Read the records and write them out again exactly.

- Exercise inputs -
════
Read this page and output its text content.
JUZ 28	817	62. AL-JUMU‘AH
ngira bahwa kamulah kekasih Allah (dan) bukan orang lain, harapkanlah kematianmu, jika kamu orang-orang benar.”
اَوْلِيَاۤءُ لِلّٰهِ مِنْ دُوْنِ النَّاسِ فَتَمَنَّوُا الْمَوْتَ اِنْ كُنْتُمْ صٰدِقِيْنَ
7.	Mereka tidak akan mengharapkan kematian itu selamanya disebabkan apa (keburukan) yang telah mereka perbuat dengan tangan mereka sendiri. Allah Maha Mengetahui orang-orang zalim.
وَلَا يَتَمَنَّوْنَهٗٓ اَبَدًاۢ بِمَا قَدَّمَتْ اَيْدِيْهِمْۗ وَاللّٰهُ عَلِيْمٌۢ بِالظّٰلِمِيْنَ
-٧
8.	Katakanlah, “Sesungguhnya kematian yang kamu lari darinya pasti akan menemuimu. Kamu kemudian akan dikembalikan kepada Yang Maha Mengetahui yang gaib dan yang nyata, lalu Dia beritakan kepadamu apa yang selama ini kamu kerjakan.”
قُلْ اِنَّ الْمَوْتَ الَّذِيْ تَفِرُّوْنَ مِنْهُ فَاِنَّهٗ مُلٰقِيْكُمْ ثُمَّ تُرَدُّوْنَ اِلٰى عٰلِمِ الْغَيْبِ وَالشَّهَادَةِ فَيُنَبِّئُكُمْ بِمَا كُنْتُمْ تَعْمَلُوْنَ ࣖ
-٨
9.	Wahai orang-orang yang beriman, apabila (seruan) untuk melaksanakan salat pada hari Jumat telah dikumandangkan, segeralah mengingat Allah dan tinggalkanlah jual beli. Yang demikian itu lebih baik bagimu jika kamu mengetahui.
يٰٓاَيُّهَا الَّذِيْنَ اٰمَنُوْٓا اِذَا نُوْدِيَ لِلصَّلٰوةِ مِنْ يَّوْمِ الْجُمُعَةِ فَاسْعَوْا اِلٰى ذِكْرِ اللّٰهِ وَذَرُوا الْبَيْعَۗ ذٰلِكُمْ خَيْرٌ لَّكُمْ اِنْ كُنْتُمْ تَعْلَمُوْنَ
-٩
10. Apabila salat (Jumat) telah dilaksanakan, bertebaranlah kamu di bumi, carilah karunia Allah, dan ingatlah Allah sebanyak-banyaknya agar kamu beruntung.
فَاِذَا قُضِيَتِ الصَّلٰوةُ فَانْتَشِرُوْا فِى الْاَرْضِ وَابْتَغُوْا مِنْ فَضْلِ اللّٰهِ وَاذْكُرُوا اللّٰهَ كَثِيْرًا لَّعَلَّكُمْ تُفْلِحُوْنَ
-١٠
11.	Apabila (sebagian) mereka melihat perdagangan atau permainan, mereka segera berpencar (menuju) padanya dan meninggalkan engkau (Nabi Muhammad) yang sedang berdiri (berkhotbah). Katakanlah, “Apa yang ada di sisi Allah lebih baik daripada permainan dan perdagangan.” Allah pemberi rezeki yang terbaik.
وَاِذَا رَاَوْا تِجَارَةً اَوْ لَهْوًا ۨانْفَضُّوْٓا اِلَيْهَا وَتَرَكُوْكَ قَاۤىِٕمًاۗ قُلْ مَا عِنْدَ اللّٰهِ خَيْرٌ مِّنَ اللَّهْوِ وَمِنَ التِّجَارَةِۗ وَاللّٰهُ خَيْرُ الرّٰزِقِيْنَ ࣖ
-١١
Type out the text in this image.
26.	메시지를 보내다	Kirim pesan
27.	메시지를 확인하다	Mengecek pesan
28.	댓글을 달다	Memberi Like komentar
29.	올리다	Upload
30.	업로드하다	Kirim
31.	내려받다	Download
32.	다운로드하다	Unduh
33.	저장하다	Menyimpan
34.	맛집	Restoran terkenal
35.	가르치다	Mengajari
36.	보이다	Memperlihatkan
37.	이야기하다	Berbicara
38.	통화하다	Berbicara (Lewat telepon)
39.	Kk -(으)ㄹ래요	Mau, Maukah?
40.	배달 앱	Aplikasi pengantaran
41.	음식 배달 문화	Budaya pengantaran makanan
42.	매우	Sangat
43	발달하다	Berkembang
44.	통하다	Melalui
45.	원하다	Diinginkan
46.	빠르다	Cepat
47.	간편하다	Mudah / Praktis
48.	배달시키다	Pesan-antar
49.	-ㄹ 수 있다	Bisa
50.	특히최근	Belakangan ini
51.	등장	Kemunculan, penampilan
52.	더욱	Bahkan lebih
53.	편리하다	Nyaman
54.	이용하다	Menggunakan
════
- Finished answer -
Read this page and output its text content.
JUZ 28	817	62. AL-JUMU‘AH
ngira bahwa kamulah kekasih Allah (dan) bukan orang lain, harapkanlah kematianmu, jika kamu orang-orang benar.”
اَوْلِيَاۤءُ لِلّٰهِ مِنْ دُوْنِ النَّاسِ فَتَمَنَّوُا الْمَوْتَ اِنْ كُنْتُمْ صٰدِقِيْنَ
7.	Mereka tidak akan mengharapkan kematian itu selamanya disebabkan apa (keburukan) yang telah mereka perbuat dengan tangan mereka sendiri. Allah Maha Mengetahui orang-orang zalim.
وَلَا يَتَمَنَّوْنَهٗٓ اَبَدًاۢ بِمَا قَدَّمَتْ اَيْدِيْهِمْۗ وَاللّٰهُ عَلِيْمٌۢ بِالظّٰلِمِيْنَ
-٧
8.	Katakanlah, “Sesungguhnya kematian yang kamu lari darinya pasti akan menemuimu. Kamu kemudian akan dikembalikan kepada Yang Maha Mengetahui yang gaib dan yang nyata, lalu Dia beritakan kepadamu apa yang selama ini kamu kerjakan.”
قُلْ اِنَّ الْمَوْتَ الَّذِيْ تَفِرُّوْنَ مِنْهُ فَاِنَّهٗ مُلٰقِيْكُمْ ثُمَّ تُرَدُّوْنَ اِلٰى عٰلِمِ الْغَيْبِ وَالشَّهَادَةِ فَيُنَبِّئُكُمْ بِمَا كُنْتُمْ تَعْمَلُوْنَ ࣖ
-٨
9.	Wahai orang-orang yang beriman, apabila (seruan) untuk melaksanakan salat pada hari Jumat telah dikumandangkan, segeralah mengingat Allah dan tinggalkanlah jual beli. Yang demikian itu lebih baik bagimu jika kamu mengetahui.
يٰٓاَيُّهَا الَّذِيْنَ اٰمَنُوْٓا اِذَا نُوْدِيَ لِلصَّلٰوةِ مِنْ يَّوْمِ الْجُمُعَةِ فَاسْعَوْا اِلٰى ذِكْرِ اللّٰهِ وَذَرُوا الْبَيْعَۗ ذٰلِكُمْ خَيْرٌ لَّكُمْ اِنْ كُنْتُمْ تَعْلَمُوْنَ
-٩
10. Apabila salat (Jumat) telah dilaksanakan, bertebaranlah kamu di bumi, carilah karunia Allah, dan ingatlah Allah sebanyak-banyaknya agar kamu beruntung.
فَاِذَا قُضِيَتِ الصَّلٰوةُ فَانْتَشِرُوْا فِى الْاَرْضِ وَابْتَغُوْا مِنْ فَضْلِ اللّٰهِ وَاذْكُرُوا اللّٰهَ كَثِيْرًا لَّعَلَّكُمْ تُفْلِحُوْنَ
-١٠
11.	Apabila (sebagian) mereka melihat perdagangan atau permainan, mereka segera berpencar (menuju) padanya dan meninggalkan engkau (Nabi Muhammad) yang sedang berdiri (berkhotbah). Katakanlah, “Apa yang ada di sisi Allah lebih baik daripada permainan dan perdagangan.” Allah pemberi rezeki yang terbaik.
وَاِذَا رَاَوْا تِجَارَةً اَوْ لَهْوًا ۨانْفَضُّوْٓا اِلَيْهَا وَتَرَكُوْكَ قَاۤىِٕمًاۗ قُلْ مَا عِنْدَ اللّٰهِ خَيْرٌ مِّنَ اللَّهْوِ وَمِنَ التِّجَارَةِۗ وَاللّٰهُ خَيْرُ الرّٰزِقِيْنَ ࣖ
-١١
Type out the text in this image.
26.	메시지를 보내다	Kirim pesan
27.	메시지를 확인하다	Mengecek pesan
28.	댓글을 달다	Memberi Like komentar
29.	올리다	Upload
30.	업로드하다	Kirim
31.	내려받다	Download
32.	다운로드하다	Unduh
33.	저장하다	Menyimpan
34.	맛집	Restoran terkenal
35.	가르치다	Mengajari
36.	보이다	Memperlihatkan
37.	이야기하다	Berbicara
38.	통화하다	Berbicara (Lewat telepon)
39.	Kk -(으)ㄹ래요	Mau, Maukah?
40.	배달 앱	Aplikasi pengantaran
41.	음식 배달 문화	Budaya pengantaran makanan
42.	매우	Sangat
43	발달하다	Berkembang
44.	통하다	Melalui
45.	원하다	Diinginkan
46.	빠르다	Cepat
47.	간편하다	Mudah / Praktis
48.	배달시키다	Pesan-antar
49.	-ㄹ 수 있다	Bisa
50.	특히최근	Belakangan ini
51.	등장	Kemunculan, penampilan
52.	더욱	Bahkan lebih
53.	편리하다	Nyaman
54.	이용하다	Menggunakan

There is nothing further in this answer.